### What is being asked
Extract all lines that hold "JSON" from the records below.

### The records
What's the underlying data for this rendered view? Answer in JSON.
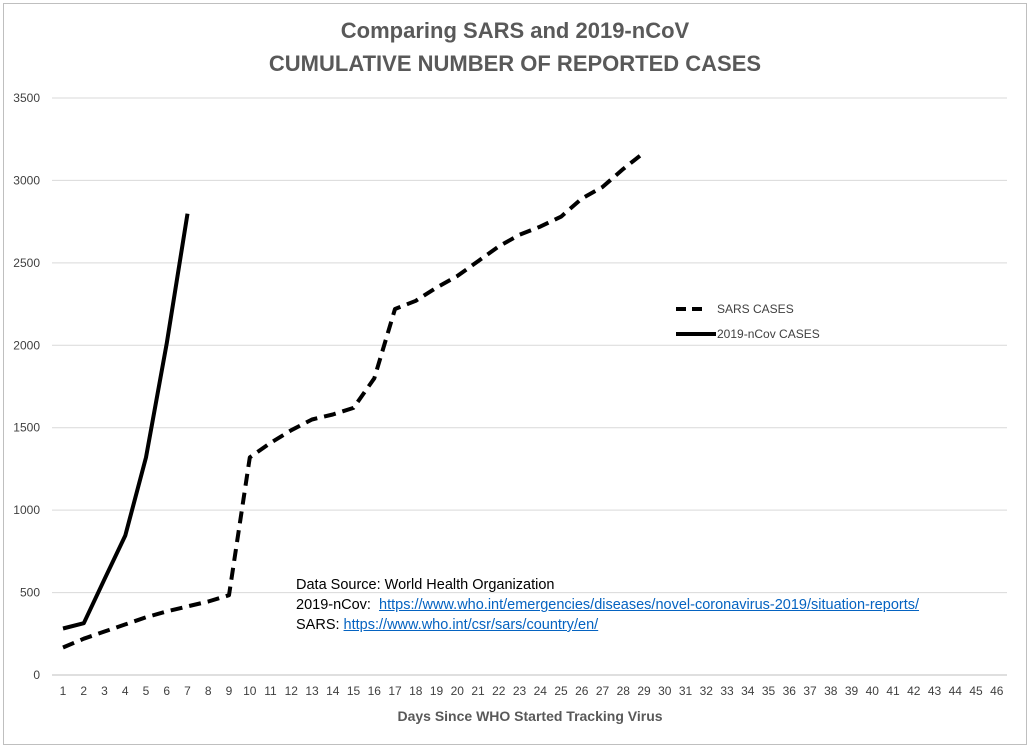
{
  "chart_data": {
    "type": "line",
    "title": "Comparing SARS and 2019-nCoV",
    "subtitle": "CUMULATIVE NUMBER OF REPORTED CASES",
    "xlabel": "Days Since WHO Started Tracking Virus",
    "ylabel": "",
    "x": [
      1,
      2,
      3,
      4,
      5,
      6,
      7,
      8,
      9,
      10,
      11,
      12,
      13,
      14,
      15,
      16,
      17,
      18,
      19,
      20,
      21,
      22,
      23,
      24,
      25,
      26,
      27,
      28,
      29,
      30,
      31,
      32,
      33,
      34,
      35,
      36,
      37,
      38,
      39,
      40,
      41,
      42,
      43,
      44,
      45,
      46
    ],
    "ylim": [
      0,
      3500
    ],
    "yticks": [
      0,
      500,
      1000,
      1500,
      2000,
      2500,
      3000,
      3500
    ],
    "grid": true,
    "legend_position": "right",
    "series": [
      {
        "name": "SARS CASES",
        "style": "dashed",
        "color": "#000000",
        "x": [
          1,
          2,
          3,
          4,
          5,
          6,
          7,
          8,
          9,
          10,
          11,
          12,
          13,
          14,
          15,
          16,
          17,
          18,
          19,
          20,
          21,
          22,
          23,
          24,
          25,
          26,
          27,
          28,
          29
        ],
        "values": [
          167,
          220,
          264,
          307,
          350,
          386,
          416,
          446,
          484,
          1320,
          1408,
          1485,
          1550,
          1580,
          1620,
          1800,
          2220,
          2270,
          2350,
          2420,
          2510,
          2600,
          2670,
          2720,
          2780,
          2890,
          2960,
          3070,
          3169
        ]
      },
      {
        "name": "2019-nCov CASES",
        "style": "solid",
        "color": "#000000",
        "x": [
          1,
          2,
          3,
          4,
          5,
          6,
          7
        ],
        "values": [
          282,
          314,
          581,
          846,
          1320,
          2014,
          2798
        ]
      }
    ]
  },
  "source_note": {
    "line1": "Data Source: World Health Organization",
    "ncov_label": "2019-nCov:  ",
    "ncov_url": "https://www.who.int/emergencies/diseases/novel-coronavirus-2019/situation-reports/",
    "sars_label": "SARS: ",
    "sars_url": "https://www.who.int/csr/sars/country/en/"
  }
}
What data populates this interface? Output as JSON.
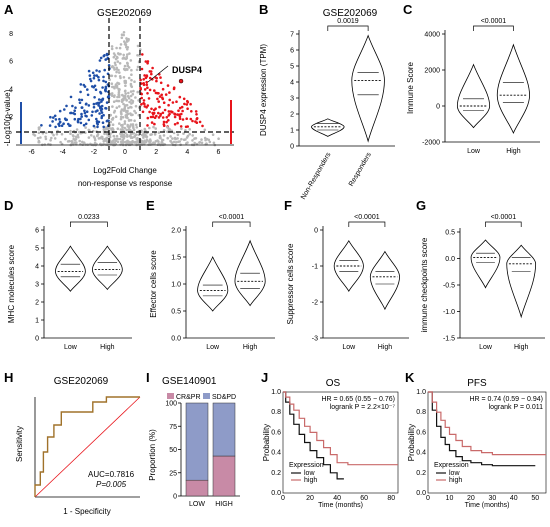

### Answer for the task
What's the underlying data for this rendered view? Answer in JSON.
What data populates this interface? Output as JSON.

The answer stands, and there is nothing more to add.